» **GIVEN INSTRUCTION**: Lines holding the string "Throughput" are the ones to copy; find them all in the data.

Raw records
::::::
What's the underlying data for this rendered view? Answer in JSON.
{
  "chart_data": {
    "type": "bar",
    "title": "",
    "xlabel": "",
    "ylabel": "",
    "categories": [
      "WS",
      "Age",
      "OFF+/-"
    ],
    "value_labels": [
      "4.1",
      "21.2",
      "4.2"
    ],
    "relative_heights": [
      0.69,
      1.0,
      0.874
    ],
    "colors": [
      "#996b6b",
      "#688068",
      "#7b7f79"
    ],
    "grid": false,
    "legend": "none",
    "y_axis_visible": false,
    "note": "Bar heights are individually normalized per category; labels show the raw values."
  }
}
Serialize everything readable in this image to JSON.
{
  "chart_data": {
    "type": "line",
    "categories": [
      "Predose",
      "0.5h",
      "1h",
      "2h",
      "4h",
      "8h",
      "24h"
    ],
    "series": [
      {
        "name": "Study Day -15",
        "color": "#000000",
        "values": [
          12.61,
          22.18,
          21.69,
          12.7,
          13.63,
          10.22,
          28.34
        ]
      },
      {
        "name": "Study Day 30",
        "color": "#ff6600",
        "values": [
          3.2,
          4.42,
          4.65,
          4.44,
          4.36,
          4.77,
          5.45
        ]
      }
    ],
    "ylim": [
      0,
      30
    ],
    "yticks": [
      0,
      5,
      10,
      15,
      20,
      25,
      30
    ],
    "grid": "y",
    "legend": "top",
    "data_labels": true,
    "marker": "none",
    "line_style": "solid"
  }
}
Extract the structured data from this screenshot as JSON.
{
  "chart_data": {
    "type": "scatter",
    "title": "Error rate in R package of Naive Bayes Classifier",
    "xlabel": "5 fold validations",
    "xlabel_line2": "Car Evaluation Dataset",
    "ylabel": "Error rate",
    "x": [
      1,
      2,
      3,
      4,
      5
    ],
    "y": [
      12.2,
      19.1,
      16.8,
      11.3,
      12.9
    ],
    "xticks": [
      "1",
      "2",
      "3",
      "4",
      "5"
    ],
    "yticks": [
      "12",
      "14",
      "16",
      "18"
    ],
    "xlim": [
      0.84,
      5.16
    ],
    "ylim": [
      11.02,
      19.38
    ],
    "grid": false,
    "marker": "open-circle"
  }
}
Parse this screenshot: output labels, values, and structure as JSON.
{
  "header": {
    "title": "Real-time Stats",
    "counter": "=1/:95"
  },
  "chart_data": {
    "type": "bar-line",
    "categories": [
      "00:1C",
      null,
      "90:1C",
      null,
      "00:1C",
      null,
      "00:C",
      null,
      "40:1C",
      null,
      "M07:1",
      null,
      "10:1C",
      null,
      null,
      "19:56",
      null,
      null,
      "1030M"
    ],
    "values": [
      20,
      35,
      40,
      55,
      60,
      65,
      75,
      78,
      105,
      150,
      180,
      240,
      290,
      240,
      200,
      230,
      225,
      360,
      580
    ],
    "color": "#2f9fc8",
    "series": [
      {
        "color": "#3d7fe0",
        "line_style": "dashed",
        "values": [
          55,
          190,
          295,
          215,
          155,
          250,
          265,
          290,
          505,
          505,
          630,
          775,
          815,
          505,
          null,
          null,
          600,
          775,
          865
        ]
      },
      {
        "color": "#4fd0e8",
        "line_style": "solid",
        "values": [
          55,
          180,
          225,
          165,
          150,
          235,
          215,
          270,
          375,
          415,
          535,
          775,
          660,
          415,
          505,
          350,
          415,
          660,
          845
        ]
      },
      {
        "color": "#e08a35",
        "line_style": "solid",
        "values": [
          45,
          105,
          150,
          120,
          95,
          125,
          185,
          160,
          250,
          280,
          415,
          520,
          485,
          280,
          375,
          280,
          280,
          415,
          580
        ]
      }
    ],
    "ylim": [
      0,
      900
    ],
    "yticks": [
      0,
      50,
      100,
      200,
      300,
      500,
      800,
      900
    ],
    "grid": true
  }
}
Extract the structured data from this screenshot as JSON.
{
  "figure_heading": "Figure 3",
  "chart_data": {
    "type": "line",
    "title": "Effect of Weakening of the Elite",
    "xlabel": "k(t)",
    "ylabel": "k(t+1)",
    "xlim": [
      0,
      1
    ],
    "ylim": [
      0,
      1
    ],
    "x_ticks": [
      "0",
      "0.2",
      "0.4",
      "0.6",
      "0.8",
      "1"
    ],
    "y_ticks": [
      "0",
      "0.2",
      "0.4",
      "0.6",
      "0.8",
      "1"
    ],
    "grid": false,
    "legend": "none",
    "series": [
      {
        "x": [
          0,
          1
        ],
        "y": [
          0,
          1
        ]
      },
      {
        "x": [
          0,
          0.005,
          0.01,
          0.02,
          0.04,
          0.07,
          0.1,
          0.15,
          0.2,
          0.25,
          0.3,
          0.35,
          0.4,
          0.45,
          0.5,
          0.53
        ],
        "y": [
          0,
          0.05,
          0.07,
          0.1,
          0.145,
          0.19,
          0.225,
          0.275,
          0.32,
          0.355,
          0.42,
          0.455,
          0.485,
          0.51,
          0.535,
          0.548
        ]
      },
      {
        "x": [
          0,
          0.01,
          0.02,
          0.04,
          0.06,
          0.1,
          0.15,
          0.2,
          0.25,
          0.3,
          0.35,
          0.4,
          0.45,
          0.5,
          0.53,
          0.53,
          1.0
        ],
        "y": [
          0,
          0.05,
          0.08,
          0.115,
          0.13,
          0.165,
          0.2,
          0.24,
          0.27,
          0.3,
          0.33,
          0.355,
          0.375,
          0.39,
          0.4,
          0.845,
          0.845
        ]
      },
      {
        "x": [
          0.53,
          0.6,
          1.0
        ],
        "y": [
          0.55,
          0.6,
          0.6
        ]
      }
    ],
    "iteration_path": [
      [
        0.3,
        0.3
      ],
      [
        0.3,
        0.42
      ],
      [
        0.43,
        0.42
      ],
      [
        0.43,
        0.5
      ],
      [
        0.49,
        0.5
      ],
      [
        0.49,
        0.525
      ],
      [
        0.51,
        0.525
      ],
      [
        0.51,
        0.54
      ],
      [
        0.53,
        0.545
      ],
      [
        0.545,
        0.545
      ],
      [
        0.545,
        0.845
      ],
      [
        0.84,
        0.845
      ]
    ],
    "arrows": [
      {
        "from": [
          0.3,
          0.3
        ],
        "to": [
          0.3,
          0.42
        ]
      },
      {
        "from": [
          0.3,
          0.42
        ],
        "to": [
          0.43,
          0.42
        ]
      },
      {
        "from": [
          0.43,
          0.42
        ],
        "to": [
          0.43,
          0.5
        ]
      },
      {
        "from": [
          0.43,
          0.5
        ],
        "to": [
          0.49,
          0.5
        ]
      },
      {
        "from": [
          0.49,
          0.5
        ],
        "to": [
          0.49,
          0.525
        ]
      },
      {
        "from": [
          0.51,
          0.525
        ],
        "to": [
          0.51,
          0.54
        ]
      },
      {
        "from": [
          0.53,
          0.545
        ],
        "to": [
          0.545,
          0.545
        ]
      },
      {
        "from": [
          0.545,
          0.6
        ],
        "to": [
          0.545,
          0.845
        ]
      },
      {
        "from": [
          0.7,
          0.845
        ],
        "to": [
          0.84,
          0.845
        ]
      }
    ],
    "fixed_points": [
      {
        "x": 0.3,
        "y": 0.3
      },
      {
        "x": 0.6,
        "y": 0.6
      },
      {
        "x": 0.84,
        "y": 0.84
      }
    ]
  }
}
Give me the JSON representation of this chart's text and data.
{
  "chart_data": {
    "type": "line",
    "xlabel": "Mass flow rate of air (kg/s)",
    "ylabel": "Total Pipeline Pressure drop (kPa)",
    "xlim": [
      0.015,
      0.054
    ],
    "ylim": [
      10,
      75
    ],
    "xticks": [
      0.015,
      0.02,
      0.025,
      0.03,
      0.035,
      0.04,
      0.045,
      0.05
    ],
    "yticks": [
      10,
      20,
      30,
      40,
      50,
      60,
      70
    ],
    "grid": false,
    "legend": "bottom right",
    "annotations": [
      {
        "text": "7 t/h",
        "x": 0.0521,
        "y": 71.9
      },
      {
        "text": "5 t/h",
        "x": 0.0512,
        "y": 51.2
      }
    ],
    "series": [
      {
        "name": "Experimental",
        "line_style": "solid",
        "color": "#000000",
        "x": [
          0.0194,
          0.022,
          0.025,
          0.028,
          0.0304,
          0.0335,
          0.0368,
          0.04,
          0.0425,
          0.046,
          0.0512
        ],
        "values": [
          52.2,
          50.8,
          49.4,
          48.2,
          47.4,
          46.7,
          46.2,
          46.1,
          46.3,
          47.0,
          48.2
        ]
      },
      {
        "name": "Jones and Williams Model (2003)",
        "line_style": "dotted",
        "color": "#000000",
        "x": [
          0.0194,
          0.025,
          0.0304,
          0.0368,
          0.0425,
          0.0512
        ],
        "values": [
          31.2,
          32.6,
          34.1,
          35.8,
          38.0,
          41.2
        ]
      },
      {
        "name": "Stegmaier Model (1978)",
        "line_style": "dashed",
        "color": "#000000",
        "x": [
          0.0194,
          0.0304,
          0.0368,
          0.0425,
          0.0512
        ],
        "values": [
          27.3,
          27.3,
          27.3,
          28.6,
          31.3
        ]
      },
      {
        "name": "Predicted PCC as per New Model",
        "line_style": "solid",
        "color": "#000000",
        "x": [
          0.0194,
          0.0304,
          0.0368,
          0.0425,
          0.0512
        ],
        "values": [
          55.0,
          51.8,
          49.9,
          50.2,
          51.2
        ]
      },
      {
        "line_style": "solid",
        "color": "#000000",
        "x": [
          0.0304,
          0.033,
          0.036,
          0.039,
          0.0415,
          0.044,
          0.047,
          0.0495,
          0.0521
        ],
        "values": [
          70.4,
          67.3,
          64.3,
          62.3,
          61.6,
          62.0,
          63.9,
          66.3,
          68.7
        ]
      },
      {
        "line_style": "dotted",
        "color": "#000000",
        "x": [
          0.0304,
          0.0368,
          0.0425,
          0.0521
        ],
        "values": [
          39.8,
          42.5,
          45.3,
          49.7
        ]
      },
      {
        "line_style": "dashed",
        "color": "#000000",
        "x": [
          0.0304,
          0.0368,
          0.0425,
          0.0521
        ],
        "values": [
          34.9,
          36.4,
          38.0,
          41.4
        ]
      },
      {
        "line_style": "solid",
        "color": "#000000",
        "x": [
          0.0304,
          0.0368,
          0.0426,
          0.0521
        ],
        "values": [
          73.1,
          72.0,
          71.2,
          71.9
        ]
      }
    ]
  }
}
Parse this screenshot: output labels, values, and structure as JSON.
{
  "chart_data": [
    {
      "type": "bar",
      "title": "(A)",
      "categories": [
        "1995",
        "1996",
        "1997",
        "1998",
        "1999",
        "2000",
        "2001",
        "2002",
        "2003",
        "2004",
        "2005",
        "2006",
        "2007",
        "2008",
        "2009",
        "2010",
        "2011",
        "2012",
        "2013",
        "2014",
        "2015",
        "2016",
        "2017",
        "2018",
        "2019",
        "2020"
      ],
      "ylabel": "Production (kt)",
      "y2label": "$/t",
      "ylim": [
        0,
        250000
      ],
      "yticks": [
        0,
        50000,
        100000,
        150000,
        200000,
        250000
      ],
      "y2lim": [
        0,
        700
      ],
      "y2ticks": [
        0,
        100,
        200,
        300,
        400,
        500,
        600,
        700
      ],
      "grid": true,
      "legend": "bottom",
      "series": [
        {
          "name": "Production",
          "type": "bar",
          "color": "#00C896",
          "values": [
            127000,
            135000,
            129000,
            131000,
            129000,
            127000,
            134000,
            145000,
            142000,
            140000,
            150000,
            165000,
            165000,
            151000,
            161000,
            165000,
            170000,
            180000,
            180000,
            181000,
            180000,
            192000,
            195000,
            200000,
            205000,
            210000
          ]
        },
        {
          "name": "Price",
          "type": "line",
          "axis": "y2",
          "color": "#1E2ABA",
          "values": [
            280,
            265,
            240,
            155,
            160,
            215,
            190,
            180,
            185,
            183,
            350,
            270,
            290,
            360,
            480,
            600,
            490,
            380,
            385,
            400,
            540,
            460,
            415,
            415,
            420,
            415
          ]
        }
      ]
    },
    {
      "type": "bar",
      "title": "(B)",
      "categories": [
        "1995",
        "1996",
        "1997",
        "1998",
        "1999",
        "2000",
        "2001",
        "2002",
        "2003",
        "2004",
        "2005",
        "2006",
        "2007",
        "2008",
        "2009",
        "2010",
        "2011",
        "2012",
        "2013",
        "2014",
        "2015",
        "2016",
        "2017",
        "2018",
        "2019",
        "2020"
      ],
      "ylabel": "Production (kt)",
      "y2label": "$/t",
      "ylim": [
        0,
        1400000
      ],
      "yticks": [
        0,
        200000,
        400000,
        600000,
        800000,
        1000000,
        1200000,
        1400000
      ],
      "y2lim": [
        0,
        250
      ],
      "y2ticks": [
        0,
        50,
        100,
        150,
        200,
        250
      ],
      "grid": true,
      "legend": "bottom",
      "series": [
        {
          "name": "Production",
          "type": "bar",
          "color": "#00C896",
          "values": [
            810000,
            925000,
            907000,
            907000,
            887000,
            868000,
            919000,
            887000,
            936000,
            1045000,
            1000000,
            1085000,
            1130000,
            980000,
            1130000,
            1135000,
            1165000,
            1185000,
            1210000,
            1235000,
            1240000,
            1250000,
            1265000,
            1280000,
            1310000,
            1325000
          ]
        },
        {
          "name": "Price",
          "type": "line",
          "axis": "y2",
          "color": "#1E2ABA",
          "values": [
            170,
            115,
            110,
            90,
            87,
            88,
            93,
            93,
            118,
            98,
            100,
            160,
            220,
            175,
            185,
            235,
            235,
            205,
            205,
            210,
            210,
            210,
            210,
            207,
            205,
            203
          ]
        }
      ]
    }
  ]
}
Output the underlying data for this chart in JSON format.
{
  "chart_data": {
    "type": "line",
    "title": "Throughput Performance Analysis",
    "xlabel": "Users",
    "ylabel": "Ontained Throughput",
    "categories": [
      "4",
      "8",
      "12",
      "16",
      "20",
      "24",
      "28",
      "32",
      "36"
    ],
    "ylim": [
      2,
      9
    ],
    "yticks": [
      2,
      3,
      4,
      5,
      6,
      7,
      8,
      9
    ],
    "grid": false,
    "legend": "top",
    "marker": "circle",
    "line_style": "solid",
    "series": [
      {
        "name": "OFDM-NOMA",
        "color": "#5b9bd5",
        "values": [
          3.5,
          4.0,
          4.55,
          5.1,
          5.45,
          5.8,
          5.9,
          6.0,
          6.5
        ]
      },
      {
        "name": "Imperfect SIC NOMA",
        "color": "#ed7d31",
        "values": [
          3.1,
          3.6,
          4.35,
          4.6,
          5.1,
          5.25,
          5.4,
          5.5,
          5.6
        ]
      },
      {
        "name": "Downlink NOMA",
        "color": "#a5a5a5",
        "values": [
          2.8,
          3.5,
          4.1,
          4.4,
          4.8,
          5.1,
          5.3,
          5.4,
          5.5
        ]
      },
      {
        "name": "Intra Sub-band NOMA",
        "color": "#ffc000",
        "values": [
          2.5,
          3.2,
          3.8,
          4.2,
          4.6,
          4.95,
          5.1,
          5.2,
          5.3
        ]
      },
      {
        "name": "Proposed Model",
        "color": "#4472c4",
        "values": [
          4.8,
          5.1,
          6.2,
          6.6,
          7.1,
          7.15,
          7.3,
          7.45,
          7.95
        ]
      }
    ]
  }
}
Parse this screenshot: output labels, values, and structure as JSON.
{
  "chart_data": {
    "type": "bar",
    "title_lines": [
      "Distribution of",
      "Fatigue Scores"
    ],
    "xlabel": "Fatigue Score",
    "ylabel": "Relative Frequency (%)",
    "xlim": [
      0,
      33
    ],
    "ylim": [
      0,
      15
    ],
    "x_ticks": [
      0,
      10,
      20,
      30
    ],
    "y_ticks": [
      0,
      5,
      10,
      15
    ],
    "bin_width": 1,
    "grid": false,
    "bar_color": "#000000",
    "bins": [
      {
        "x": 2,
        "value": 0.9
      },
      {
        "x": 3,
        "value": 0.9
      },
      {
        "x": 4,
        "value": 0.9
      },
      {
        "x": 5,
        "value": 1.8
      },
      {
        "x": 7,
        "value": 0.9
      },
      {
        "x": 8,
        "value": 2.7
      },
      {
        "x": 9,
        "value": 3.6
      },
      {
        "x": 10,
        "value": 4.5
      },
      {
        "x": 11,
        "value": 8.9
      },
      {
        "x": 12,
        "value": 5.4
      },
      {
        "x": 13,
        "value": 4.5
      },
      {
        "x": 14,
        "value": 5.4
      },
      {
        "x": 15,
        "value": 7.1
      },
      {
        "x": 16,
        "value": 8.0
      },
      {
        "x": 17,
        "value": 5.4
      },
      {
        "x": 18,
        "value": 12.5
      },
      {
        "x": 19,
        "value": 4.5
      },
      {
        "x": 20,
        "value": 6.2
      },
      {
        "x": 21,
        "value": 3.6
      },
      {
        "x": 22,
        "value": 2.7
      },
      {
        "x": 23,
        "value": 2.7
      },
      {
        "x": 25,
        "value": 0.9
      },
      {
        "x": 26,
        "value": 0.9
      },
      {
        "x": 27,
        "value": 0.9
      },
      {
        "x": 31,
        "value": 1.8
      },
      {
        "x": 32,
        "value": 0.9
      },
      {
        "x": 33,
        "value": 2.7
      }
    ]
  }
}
::::::
» **RESPONSE TO THIS EXERCISE**:
    "title": "Throughput Performance Analysis",
    "ylabel": "Ontained Throughput",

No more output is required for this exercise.